(PROBLEM TO SOLVE):
Output every record below exactly as it appears.

Recorded data:
■ ■ ■
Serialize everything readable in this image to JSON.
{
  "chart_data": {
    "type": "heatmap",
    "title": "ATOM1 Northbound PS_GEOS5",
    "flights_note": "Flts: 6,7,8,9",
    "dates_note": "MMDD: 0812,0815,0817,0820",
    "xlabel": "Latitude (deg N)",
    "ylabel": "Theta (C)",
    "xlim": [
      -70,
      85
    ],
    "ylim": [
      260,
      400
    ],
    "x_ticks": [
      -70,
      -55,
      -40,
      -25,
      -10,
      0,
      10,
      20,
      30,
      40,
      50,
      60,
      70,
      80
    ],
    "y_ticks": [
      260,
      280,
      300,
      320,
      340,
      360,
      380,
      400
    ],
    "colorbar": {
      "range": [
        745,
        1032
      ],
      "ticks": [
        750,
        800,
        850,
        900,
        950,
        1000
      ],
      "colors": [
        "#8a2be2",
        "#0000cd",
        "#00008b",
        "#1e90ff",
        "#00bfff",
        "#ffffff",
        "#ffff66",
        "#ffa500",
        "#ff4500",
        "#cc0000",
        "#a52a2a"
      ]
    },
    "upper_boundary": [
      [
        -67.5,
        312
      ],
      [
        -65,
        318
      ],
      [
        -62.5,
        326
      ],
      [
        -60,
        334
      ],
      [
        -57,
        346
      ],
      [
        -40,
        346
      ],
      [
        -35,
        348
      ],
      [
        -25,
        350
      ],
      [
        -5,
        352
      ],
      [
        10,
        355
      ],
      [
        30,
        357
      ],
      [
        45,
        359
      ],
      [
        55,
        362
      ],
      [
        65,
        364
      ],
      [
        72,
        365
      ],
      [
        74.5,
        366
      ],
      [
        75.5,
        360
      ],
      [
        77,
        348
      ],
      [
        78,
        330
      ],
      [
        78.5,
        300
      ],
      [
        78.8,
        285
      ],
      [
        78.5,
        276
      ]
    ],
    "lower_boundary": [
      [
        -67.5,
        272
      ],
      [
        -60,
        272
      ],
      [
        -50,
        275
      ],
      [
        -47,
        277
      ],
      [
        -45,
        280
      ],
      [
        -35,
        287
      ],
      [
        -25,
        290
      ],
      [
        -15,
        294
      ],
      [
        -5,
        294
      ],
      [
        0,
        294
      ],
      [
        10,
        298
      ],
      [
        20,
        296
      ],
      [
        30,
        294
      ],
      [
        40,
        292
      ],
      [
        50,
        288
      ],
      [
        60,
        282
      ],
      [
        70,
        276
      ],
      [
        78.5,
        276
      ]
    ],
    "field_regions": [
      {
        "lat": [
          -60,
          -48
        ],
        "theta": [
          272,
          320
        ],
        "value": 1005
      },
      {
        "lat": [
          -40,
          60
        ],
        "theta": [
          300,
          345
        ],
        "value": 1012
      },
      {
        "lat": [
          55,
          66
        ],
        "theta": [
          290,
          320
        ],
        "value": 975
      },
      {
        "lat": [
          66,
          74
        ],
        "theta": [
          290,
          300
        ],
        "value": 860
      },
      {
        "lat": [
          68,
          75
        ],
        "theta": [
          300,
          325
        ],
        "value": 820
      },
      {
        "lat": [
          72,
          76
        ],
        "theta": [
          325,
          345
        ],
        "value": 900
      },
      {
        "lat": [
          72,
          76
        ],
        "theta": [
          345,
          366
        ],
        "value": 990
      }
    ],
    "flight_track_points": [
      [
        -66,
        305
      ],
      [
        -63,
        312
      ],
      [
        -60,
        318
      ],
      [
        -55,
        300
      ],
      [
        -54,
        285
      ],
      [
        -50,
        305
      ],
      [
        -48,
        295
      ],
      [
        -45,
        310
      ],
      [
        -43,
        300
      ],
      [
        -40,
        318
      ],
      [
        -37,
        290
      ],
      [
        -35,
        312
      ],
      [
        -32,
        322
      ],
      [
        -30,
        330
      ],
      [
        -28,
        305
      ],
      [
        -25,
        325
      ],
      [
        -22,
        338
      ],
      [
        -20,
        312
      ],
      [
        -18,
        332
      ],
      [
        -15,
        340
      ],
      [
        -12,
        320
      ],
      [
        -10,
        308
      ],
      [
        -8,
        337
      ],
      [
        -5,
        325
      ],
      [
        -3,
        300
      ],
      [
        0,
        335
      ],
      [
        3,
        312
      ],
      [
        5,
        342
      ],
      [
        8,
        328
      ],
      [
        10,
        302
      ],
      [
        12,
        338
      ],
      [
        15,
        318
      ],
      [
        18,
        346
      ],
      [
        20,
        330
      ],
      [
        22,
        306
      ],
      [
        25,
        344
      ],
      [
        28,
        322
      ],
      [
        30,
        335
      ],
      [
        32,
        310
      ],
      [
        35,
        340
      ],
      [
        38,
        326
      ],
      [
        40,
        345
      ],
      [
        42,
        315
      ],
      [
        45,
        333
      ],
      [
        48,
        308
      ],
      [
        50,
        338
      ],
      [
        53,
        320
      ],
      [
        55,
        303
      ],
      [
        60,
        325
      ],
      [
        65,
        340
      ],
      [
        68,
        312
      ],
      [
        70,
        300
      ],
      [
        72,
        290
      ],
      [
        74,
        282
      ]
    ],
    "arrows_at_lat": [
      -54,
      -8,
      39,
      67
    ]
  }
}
■ ■ ■
(REPLY):
Serialize everything readable in this image to JSON.
{
  "chart_data": {
    "type": "heatmap",
    "title": "ATOM1 Northbound PS_GEOS5",
    "flights_note": "Flts: 6,7,8,9",
    "dates_note": "MMDD: 0812,0815,0817,0820",
    "xlabel": "Latitude (deg N)",
    "ylabel": "Theta (C)",
    "xlim": [
      -70,
      85
    ],
    "ylim": [
      260,
      400
    ],
    "x_ticks": [
      -70,
      -55,
      -40,
      -25,
      -10,
      0,
      10,
      20,
      30,
      40,
      50,
      60,
      70,
      80
    ],
    "y_ticks": [
      260,
      280,
      300,
      320,
      340,
      360,
      380,
      400
    ],
    "colorbar": {
      "range": [
        745,
        1032
      ],
      "ticks": [
        750,
        800,
        850,
        900,
        950,
        1000
      ],
      "colors": [
        "#8a2be2",
        "#0000cd",
        "#00008b",
        "#1e90ff",
        "#00bfff",
        "#ffffff",
        "#ffff66",
        "#ffa500",
        "#ff4500",
        "#cc0000",
        "#a52a2a"
      ]
    },
    "upper_boundary": [
      [
        -67.5,
        312
      ],
      [
        -65,
        318
      ],
      [
        -62.5,
        326
      ],
      [
        -60,
        334
      ],
      [
        -57,
        346
      ],
      [
        -40,
        346
      ],
      [
        -35,
        348
      ],
      [
        -25,
        350
      ],
      [
        -5,
        352
      ],
      [
        10,
        355
      ],
      [
        30,
        357
      ],
      [
        45,
        359
      ],
      [
        55,
        362
      ],
      [
        65,
        364
      ],
      [
        72,
        365
      ],
      [
        74.5,
        366
      ],
      [
        75.5,
        360
      ],
      [
        77,
        348
      ],
      [
        78,
        330
      ],
      [
        78.5,
        300
      ],
      [
        78.8,
        285
      ],
      [
        78.5,
        276
      ]
    ],
    "lower_boundary": [
      [
        -67.5,
        272
      ],
      [
        -60,
        272
      ],
      [
        -50,
        275
      ],
      [
        -47,
        277
      ],
      [
        -45,
        280
      ],
      [
        -35,
        287
      ],
      [
        -25,
        290
      ],
      [
        -15,
        294
      ],
      [
        -5,
        294
      ],
      [
        0,
        294
      ],
      [
        10,
        298
      ],
      [
        20,
        296
      ],
      [
        30,
        294
      ],
      [
        40,
        292
      ],
      [
        50,
        288
      ],
      [
        60,
        282
      ],
      [
        70,
        276
      ],
      [
        78.5,
        276
      ]
    ],
    "field_regions": [
      {
        "lat": [
          -60,
          -48
        ],
        "theta": [
          272,
          320
        ],
        "value": 1005
      },
      {
        "lat": [
          -40,
          60
        ],
        "theta": [
          300,
          345
        ],
        "value": 1012
      },
      {
        "lat": [
          55,
          66
        ],
        "theta": [
          290,
          320
        ],
        "value": 975
      },
      {
        "lat": [
          66,
          74
        ],
        "theta": [
          290,
          300
        ],
        "value": 860
      },
      {
        "lat": [
          68,
          75
        ],
        "theta": [
          300,
          325
        ],
        "value": 820
      },
      {
        "lat": [
          72,
          76
        ],
        "theta": [
          325,
          345
        ],
        "value": 900
      },
      {
        "lat": [
          72,
          76
        ],
        "theta": [
          345,
          366
        ],
        "value": 990
      }
    ],
    "flight_track_points": [
      [
        -66,
        305
      ],
      [
        -63,
        312
      ],
      [
        -60,
        318
      ],
      [
        -55,
        300
      ],
      [
        -54,
        285
      ],
      [
        -50,
        305
      ],
      [
        -48,
        295
      ],
      [
        -45,
        310
      ],
      [
        -43,
        300
      ],
      [
        -40,
        318
      ],
      [
        -37,
        290
      ],
      [
        -35,
        312
      ],
      [
        -32,
        322
      ],
      [
        -30,
        330
      ],
      [
        -28,
        305
      ],
      [
        -25,
        325
      ],
      [
        -22,
        338
      ],
      [
        -20,
        312
      ],
      [
        -18,
        332
      ],
      [
        -15,
        340
      ],
      [
        -12,
        320
      ],
      [
        -10,
        308
      ],
      [
        -8,
        337
      ],
      [
        -5,
        325
      ],
      [
        -3,
        300
      ],
      [
        0,
        335
      ],
      [
        3,
        312
      ],
      [
        5,
        342
      ],
      [
        8,
        328
      ],
      [
        10,
        302
      ],
      [
        12,
        338
      ],
      [
        15,
        318
      ],
      [
        18,
        346
      ],
      [
        20,
        330
      ],
      [
        22,
        306
      ],
      [
        25,
        344
      ],
      [
        28,
        322
      ],
      [
        30,
        335
      ],
      [
        32,
        310
      ],
      [
        35,
        340
      ],
      [
        38,
        326
      ],
      [
        40,
        345
      ],
      [
        42,
        315
      ],
      [
        45,
        333
      ],
      [
        48,
        308
      ],
      [
        50,
        338
      ],
      [
        53,
        320
      ],
      [
        55,
        303
      ],
      [
        60,
        325
      ],
      [
        65,
        340
      ],
      [
        68,
        312
      ],
      [
        70,
        300
      ],
      [
        72,
        290
      ],
      [
        74,
        282
      ]
    ],
    "arrows_at_lat": [
      -54,
      -8,
      39,
      67
    ]
  }
}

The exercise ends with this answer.